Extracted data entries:
------------------------------------

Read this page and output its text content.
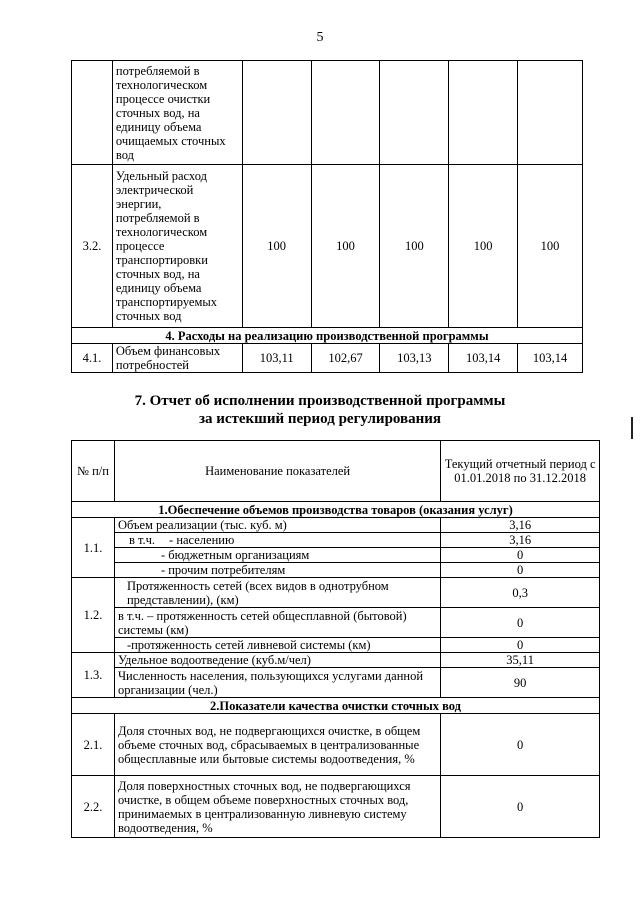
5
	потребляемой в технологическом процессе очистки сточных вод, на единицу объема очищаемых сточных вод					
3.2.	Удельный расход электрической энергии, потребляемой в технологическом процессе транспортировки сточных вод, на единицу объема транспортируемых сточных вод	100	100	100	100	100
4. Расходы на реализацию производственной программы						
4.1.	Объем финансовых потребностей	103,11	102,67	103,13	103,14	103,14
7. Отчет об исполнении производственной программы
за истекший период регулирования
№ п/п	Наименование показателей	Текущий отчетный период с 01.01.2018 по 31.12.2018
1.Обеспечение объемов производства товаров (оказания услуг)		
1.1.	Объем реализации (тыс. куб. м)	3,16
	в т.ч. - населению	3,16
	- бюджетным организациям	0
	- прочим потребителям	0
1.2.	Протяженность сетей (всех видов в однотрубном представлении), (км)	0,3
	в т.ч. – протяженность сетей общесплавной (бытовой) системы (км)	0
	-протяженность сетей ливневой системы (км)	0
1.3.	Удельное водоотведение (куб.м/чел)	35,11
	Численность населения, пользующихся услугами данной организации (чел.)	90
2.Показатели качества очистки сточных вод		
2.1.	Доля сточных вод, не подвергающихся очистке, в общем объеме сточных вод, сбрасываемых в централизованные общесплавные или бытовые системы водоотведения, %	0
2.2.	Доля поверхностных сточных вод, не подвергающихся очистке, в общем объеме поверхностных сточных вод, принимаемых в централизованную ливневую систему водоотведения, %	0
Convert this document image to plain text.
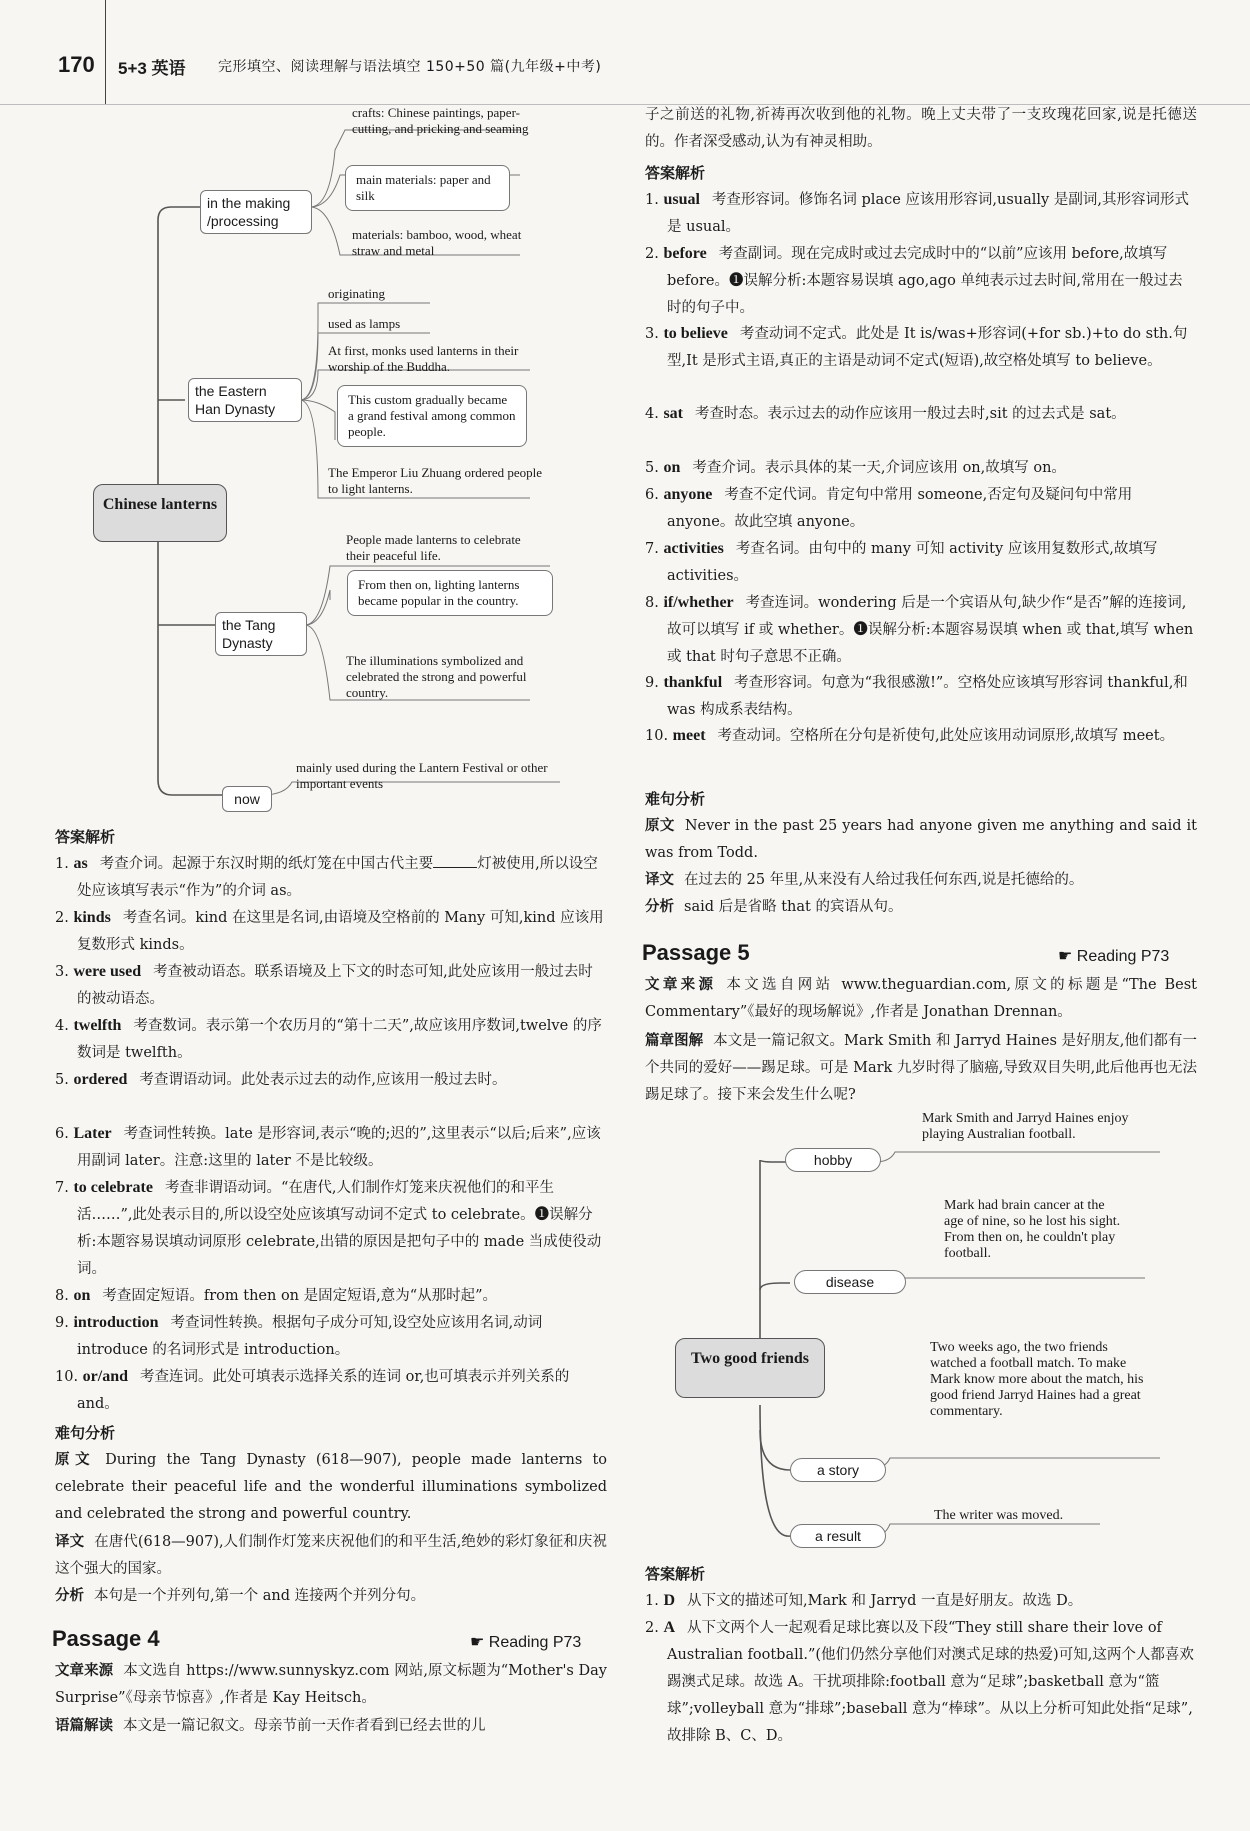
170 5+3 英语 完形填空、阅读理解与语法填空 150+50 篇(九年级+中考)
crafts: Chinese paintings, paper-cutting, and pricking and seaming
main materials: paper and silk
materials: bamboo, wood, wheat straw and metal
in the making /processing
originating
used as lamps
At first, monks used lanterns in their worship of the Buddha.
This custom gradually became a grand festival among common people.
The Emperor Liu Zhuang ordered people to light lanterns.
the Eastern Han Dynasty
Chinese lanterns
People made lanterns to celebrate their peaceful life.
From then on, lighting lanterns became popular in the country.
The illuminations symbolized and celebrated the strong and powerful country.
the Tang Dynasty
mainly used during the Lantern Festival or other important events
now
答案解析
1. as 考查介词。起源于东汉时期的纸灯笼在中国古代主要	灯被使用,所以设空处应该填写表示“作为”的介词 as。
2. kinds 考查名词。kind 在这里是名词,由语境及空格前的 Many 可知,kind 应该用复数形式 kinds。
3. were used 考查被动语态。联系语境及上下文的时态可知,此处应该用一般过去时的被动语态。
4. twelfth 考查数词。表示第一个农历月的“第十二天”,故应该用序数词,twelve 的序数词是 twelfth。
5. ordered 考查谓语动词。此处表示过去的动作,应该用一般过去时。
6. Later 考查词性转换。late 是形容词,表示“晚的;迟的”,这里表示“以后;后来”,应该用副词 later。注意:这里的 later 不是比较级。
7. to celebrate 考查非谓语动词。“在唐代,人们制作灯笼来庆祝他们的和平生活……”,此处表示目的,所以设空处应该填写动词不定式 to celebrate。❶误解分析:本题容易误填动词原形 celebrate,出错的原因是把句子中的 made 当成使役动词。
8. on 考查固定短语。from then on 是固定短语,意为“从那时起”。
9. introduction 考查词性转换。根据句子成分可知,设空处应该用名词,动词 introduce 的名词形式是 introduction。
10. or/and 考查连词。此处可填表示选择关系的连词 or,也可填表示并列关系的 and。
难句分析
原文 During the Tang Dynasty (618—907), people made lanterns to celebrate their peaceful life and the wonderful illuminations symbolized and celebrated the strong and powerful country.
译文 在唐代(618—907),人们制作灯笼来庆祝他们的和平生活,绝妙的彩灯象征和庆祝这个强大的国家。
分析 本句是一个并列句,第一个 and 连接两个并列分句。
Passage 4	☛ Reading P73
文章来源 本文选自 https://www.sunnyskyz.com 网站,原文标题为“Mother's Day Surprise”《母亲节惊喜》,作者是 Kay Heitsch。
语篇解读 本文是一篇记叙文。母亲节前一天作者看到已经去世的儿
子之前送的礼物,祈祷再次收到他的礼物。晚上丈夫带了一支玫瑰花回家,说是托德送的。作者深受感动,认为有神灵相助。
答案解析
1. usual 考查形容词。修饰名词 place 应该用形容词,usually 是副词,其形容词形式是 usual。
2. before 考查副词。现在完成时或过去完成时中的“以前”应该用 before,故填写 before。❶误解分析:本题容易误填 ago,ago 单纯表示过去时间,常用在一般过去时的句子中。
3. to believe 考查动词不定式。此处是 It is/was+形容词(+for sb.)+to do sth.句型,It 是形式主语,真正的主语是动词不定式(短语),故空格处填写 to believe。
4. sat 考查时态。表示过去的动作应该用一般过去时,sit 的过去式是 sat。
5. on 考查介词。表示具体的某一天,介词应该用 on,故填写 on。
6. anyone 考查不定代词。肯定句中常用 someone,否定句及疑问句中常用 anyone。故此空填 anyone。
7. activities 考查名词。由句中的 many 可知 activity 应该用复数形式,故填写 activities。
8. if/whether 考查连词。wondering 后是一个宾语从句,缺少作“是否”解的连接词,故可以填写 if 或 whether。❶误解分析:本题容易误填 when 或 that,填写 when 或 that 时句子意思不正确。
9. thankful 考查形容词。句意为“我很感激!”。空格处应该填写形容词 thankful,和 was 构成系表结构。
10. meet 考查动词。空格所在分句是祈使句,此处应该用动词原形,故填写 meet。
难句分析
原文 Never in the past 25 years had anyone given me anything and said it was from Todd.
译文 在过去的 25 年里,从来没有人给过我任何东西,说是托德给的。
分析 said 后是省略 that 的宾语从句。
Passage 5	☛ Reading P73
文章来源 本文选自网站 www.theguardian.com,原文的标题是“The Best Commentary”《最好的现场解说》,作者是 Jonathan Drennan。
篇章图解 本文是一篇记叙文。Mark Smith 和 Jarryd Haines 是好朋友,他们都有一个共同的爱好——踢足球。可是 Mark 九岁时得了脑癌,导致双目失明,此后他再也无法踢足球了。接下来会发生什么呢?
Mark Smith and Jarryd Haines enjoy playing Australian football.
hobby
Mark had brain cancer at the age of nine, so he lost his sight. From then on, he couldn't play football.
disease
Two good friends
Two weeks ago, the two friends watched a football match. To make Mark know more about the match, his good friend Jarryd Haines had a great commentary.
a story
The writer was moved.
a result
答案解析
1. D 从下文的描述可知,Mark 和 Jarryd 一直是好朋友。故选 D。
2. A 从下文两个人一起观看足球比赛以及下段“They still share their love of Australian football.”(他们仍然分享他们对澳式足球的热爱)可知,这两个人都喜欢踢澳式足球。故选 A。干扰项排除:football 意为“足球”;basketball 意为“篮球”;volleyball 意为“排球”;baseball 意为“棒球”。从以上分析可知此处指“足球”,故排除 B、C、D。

------------------------------------

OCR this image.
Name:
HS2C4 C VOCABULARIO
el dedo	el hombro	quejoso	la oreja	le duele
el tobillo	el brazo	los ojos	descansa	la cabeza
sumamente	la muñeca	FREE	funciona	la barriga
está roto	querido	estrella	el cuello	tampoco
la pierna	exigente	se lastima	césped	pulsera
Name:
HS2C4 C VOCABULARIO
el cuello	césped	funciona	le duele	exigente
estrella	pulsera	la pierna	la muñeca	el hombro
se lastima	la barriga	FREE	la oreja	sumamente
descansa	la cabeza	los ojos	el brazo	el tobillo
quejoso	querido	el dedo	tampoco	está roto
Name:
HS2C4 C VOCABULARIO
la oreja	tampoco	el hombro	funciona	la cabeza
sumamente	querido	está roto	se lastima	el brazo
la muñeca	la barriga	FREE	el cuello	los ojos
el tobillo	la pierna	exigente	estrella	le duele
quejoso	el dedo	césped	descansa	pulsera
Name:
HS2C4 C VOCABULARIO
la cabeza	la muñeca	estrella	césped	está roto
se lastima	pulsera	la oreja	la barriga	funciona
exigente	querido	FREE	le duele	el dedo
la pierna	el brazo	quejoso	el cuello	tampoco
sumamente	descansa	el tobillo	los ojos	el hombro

------------------------------------

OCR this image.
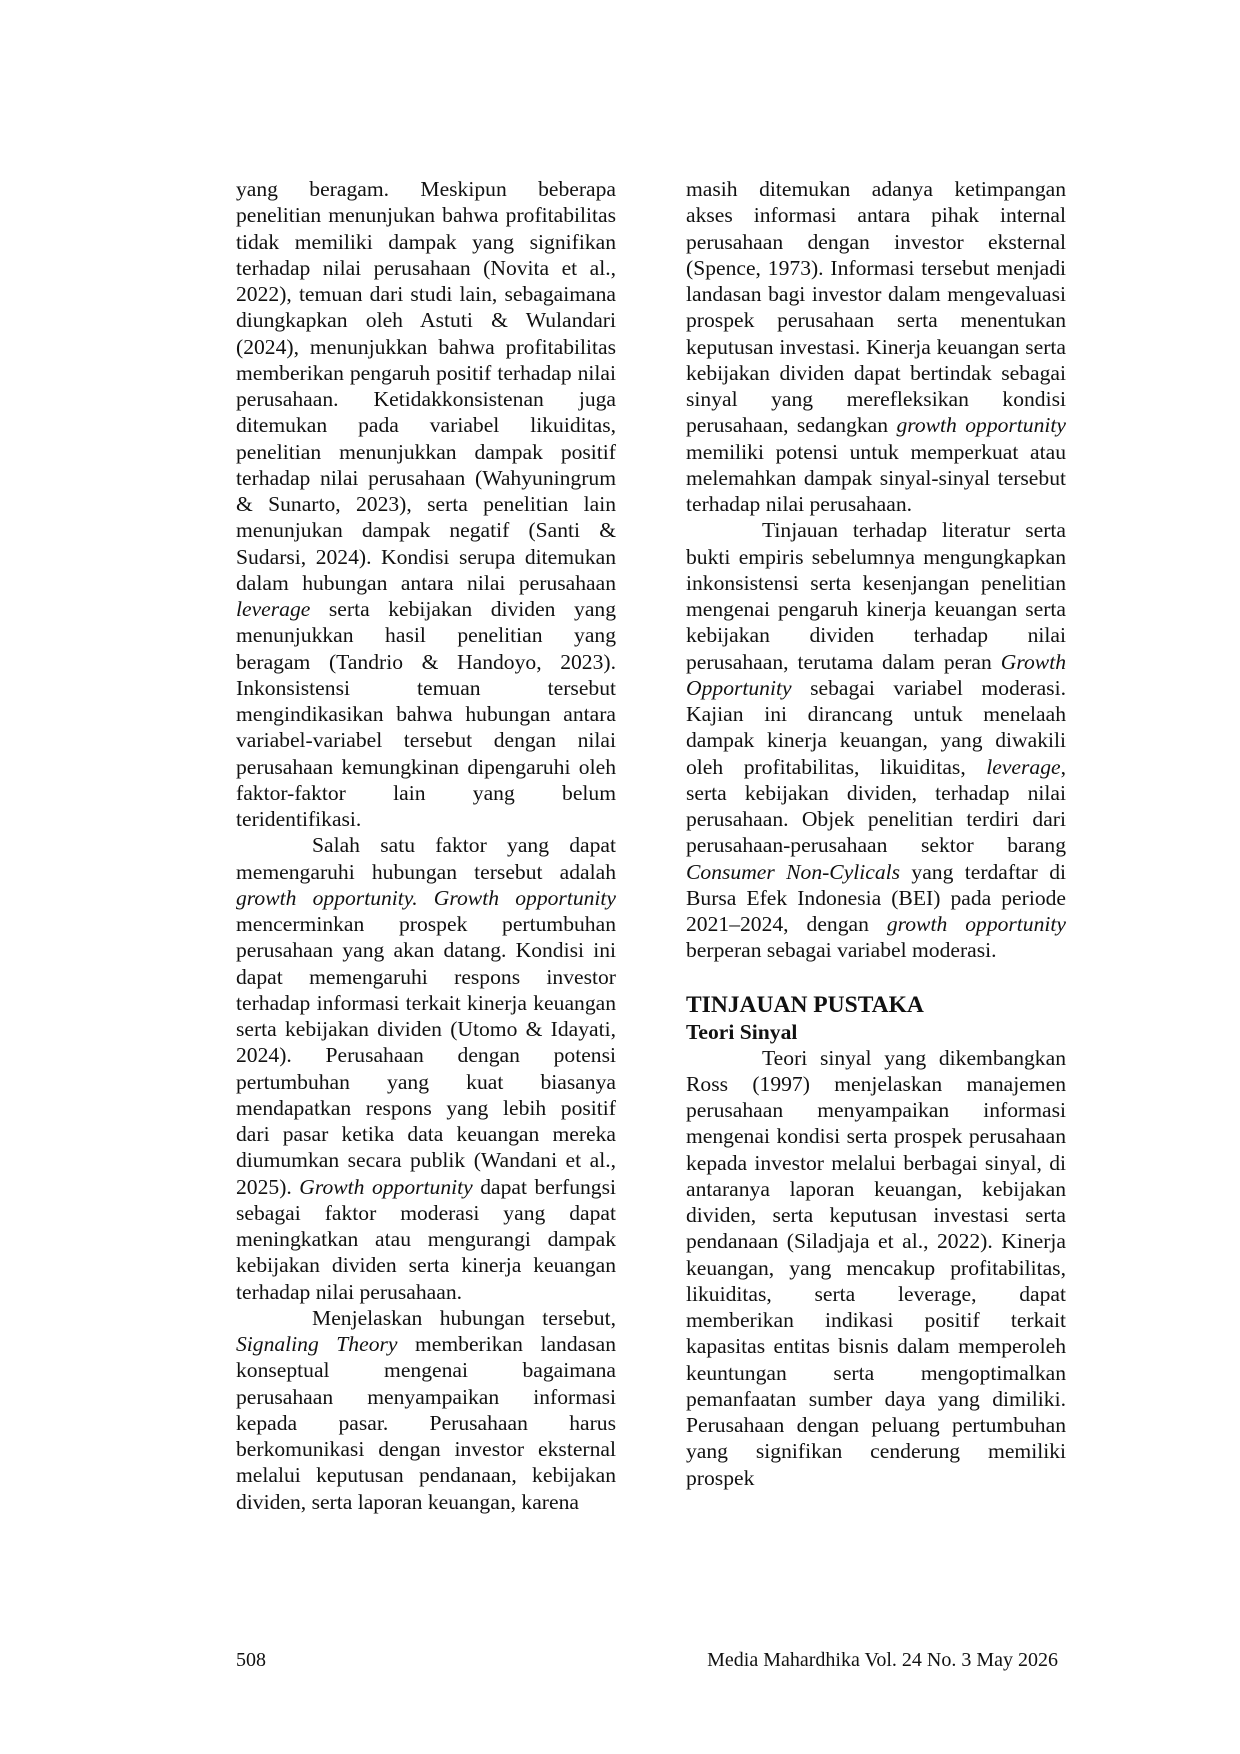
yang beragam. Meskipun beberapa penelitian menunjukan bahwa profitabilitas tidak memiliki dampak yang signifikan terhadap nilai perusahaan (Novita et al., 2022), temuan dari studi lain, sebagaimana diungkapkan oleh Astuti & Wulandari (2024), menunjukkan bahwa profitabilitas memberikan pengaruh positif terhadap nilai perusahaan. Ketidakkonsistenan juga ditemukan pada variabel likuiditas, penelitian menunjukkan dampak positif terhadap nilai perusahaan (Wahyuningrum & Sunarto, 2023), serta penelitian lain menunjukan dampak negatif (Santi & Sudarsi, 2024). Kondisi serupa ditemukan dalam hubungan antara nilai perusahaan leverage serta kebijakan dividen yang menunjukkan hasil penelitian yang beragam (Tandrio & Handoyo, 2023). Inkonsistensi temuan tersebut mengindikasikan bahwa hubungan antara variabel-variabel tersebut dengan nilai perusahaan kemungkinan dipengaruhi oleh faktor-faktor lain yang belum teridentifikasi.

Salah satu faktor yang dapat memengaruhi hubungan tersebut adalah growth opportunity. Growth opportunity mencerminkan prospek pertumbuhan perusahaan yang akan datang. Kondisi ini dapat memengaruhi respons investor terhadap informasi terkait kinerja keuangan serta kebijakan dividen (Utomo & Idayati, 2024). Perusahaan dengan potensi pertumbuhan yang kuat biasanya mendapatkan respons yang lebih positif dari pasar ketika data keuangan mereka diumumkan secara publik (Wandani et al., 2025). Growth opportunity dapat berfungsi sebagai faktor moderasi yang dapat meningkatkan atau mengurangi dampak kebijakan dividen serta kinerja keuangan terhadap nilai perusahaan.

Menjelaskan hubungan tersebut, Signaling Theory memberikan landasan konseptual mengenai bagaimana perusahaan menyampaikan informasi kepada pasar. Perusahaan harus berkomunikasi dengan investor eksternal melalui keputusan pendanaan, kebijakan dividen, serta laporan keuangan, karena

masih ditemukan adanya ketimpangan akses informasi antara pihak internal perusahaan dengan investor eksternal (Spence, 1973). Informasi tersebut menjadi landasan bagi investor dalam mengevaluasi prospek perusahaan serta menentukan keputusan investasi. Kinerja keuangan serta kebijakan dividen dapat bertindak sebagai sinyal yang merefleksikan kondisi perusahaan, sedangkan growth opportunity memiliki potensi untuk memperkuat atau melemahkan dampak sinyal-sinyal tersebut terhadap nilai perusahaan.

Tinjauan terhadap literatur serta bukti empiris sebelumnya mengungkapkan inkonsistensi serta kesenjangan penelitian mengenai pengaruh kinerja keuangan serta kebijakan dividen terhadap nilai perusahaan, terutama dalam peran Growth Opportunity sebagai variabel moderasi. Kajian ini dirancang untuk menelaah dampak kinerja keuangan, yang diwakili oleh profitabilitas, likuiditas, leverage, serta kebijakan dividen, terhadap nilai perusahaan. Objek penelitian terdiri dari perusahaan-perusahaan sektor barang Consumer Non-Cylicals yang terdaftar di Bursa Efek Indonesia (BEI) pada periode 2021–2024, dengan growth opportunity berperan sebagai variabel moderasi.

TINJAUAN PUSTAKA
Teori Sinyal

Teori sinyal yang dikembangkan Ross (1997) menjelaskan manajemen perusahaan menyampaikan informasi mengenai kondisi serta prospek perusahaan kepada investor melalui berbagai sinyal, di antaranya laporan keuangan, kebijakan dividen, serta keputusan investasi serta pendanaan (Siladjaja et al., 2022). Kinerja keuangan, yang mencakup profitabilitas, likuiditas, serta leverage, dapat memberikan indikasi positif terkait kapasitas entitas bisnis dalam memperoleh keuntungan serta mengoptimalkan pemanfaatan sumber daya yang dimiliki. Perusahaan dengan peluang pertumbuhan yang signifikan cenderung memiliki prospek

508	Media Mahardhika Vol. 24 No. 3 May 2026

------------------------------------

● **Problem**: Copy down every line of the entries containing the word "materials".

● **Expected output**:
main materials: paper and silk
materials: bamboo, wood, wheat straw and metal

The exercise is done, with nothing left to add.